Entries provided
────────
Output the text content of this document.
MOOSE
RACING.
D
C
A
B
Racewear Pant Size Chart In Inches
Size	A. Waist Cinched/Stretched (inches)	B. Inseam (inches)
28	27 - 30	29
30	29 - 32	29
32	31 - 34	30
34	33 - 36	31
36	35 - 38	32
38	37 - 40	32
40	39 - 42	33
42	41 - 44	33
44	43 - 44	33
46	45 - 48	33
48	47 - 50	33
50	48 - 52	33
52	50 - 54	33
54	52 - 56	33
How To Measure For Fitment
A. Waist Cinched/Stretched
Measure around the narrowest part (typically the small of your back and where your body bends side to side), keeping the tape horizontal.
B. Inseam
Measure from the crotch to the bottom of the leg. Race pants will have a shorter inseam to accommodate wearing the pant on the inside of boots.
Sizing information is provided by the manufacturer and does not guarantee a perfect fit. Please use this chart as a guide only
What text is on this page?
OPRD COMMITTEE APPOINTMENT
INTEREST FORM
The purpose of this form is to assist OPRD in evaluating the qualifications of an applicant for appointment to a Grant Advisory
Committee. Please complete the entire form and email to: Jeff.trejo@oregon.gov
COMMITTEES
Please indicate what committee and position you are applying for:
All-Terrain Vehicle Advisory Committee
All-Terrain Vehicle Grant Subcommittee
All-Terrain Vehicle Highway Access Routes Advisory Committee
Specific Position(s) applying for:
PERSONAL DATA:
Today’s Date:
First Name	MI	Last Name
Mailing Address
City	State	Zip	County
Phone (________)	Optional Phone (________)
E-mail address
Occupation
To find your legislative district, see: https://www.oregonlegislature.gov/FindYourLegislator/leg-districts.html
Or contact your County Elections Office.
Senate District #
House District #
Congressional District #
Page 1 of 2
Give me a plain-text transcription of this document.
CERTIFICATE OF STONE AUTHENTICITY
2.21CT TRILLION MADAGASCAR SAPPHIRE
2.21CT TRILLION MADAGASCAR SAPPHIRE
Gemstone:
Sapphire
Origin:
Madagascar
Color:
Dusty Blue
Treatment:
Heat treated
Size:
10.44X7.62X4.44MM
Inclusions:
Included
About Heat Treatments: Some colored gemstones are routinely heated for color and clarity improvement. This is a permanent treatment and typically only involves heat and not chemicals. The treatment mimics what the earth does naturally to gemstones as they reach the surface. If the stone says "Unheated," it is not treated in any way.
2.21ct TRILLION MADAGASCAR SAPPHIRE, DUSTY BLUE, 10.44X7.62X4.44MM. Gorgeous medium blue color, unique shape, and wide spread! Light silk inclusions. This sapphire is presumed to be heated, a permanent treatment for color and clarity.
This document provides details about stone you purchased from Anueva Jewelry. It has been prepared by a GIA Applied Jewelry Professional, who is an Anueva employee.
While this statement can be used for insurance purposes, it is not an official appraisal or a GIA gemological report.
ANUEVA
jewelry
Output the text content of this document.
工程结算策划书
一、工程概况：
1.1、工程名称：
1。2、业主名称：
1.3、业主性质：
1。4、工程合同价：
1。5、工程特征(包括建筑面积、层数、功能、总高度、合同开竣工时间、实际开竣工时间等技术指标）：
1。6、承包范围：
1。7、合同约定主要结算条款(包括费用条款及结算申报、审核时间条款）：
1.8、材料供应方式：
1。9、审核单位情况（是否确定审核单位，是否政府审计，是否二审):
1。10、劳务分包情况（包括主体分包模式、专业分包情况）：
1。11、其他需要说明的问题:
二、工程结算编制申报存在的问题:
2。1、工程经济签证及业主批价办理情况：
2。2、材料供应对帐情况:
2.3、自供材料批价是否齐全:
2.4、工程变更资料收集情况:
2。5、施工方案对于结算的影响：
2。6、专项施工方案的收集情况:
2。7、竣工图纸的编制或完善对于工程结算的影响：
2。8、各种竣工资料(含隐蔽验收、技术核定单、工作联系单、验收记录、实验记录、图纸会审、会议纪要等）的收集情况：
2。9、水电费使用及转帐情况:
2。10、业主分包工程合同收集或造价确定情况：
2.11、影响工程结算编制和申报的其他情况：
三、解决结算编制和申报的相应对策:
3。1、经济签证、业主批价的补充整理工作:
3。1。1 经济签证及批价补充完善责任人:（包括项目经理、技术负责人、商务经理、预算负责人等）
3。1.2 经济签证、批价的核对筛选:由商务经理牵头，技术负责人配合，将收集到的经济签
────────
Problem to solve
Write out the records above again, keeping each one identical to the original.

Task answer
Output the text content of this document.
MOOSE
RACING.
D
C
A
B
Racewear Pant Size Chart In Inches
Size	A. Waist Cinched/Stretched (inches)	B. Inseam (inches)
28	27 - 30	29
30	29 - 32	29
32	31 - 34	30
34	33 - 36	31
36	35 - 38	32
38	37 - 40	32
40	39 - 42	33
42	41 - 44	33
44	43 - 44	33
46	45 - 48	33
48	47 - 50	33
50	48 - 52	33
52	50 - 54	33
54	52 - 56	33
How To Measure For Fitment
A. Waist Cinched/Stretched
Measure around the narrowest part (typically the small of your back and where your body bends side to side), keeping the tape horizontal.
B. Inseam
Measure from the crotch to the bottom of the leg. Race pants will have a shorter inseam to accommodate wearing the pant on the inside of boots.
Sizing information is provided by the manufacturer and does not guarantee a perfect fit. Please use this chart as a guide only
What text is on this page?
OPRD COMMITTEE APPOINTMENT
INTEREST FORM
The purpose of this form is to assist OPRD in evaluating the qualifications of an applicant for appointment to a Grant Advisory
Committee. Please complete the entire form and email to: Jeff.trejo@oregon.gov
COMMITTEES
Please indicate what committee and position you are applying for:
All-Terrain Vehicle Advisory Committee
All-Terrain Vehicle Grant Subcommittee
All-Terrain Vehicle Highway Access Routes Advisory Committee
Specific Position(s) applying for:
PERSONAL DATA:
Today’s Date:
First Name	MI	Last Name
Mailing Address
City	State	Zip	County
Phone (________)	Optional Phone (________)
E-mail address
Occupation
To find your legislative district, see: https://www.oregonlegislature.gov/FindYourLegislator/leg-districts.html
Or contact your County Elections Office.
Senate District #
House District #
Congressional District #
Page 1 of 2
Give me a plain-text transcription of this document.
CERTIFICATE OF STONE AUTHENTICITY
2.21CT TRILLION MADAGASCAR SAPPHIRE
2.21CT TRILLION MADAGASCAR SAPPHIRE
Gemstone:
Sapphire
Origin:
Madagascar
Color:
Dusty Blue
Treatment:
Heat treated
Size:
10.44X7.62X4.44MM
Inclusions:
Included
About Heat Treatments: Some colored gemstones are routinely heated for color and clarity improvement. This is a permanent treatment and typically only involves heat and not chemicals. The treatment mimics what the earth does naturally to gemstones as they reach the surface. If the stone says "Unheated," it is not treated in any way.
2.21ct TRILLION MADAGASCAR SAPPHIRE, DUSTY BLUE, 10.44X7.62X4.44MM. Gorgeous medium blue color, unique shape, and wide spread! Light silk inclusions. This sapphire is presumed to be heated, a permanent treatment for color and clarity.
This document provides details about stone you purchased from Anueva Jewelry. It has been prepared by a GIA Applied Jewelry Professional, who is an Anueva employee.
While this statement can be used for insurance purposes, it is not an official appraisal or a GIA gemological report.
ANUEVA
jewelry
Output the text content of this document.
工程结算策划书
一、工程概况：
1.1、工程名称：
1。2、业主名称：
1.3、业主性质：
1。4、工程合同价：
1。5、工程特征(包括建筑面积、层数、功能、总高度、合同开竣工时间、实际开竣工时间等技术指标）：
1。6、承包范围：
1。7、合同约定主要结算条款(包括费用条款及结算申报、审核时间条款）：
1.8、材料供应方式：
1。9、审核单位情况（是否确定审核单位，是否政府审计，是否二审):
1。10、劳务分包情况（包括主体分包模式、专业分包情况）：
1。11、其他需要说明的问题:
二、工程结算编制申报存在的问题:
2。1、工程经济签证及业主批价办理情况：
2。2、材料供应对帐情况:
2.3、自供材料批价是否齐全:
2.4、工程变更资料收集情况:
2。5、施工方案对于结算的影响：
2。6、专项施工方案的收集情况:
2。7、竣工图纸的编制或完善对于工程结算的影响：
2。8、各种竣工资料(含隐蔽验收、技术核定单、工作联系单、验收记录、实验记录、图纸会审、会议纪要等）的收集情况：
2。9、水电费使用及转帐情况:
2。10、业主分包工程合同收集或造价确定情况：
2.11、影响工程结算编制和申报的其他情况：
三、解决结算编制和申报的相应对策:
3。1、经济签证、业主批价的补充整理工作:
3。1。1 经济签证及批价补充完善责任人:（包括项目经理、技术负责人、商务经理、预算负责人等）
3。1.2 经济签证、批价的核对筛选:由商务经理牵头，技术负责人配合，将收集到的经济签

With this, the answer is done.